Supplied records
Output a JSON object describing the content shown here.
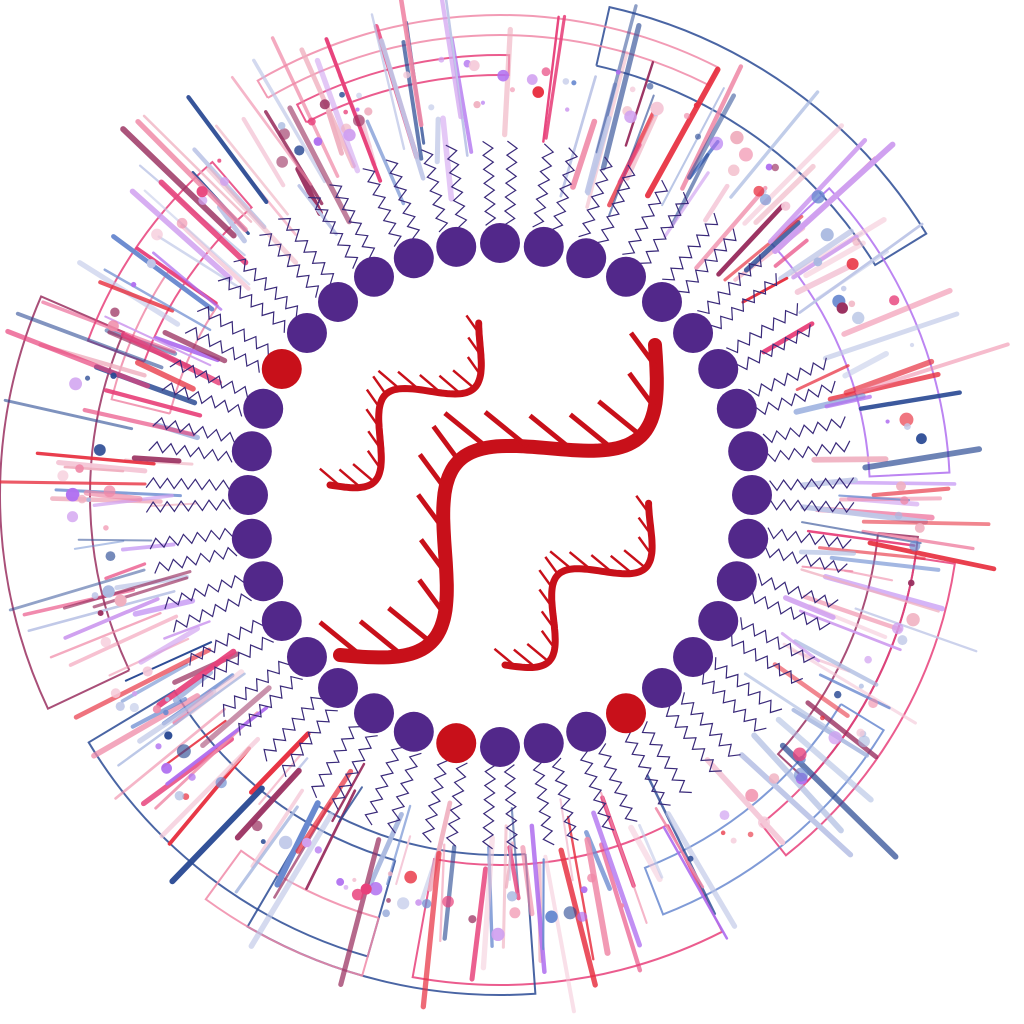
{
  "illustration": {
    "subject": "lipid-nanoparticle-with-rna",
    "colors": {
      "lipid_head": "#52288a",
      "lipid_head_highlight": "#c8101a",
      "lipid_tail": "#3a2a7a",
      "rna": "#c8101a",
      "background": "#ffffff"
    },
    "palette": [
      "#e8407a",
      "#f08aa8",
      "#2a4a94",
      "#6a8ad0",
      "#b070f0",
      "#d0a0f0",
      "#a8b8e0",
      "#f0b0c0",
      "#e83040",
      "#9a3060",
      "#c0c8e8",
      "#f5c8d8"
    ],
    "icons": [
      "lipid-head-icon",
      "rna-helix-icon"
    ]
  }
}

Set exercise
Retype each record exactly as it stands, but do not include the pictures.

Task output
Output a JSON object describing the content shown here.
{
  "illustration": {
    "subject": "lipid-nanoparticle-with-rna",
    "colors": {
      "lipid_head": "#52288a",
      "lipid_head_highlight": "#c8101a",
      "lipid_tail": "#3a2a7a",
      "rna": "#c8101a",
      "background": "#ffffff"
    },
    "palette": [
      "#e8407a",
      "#f08aa8",
      "#2a4a94",
      "#6a8ad0",
      "#b070f0",
      "#d0a0f0",
      "#a8b8e0",
      "#f0b0c0",
      "#e83040",
      "#9a3060",
      "#c0c8e8",
      "#f5c8d8"
    ],
    "icons": [
      "lipid-head-icon",
      "rna-helix-icon"
    ]
  }
}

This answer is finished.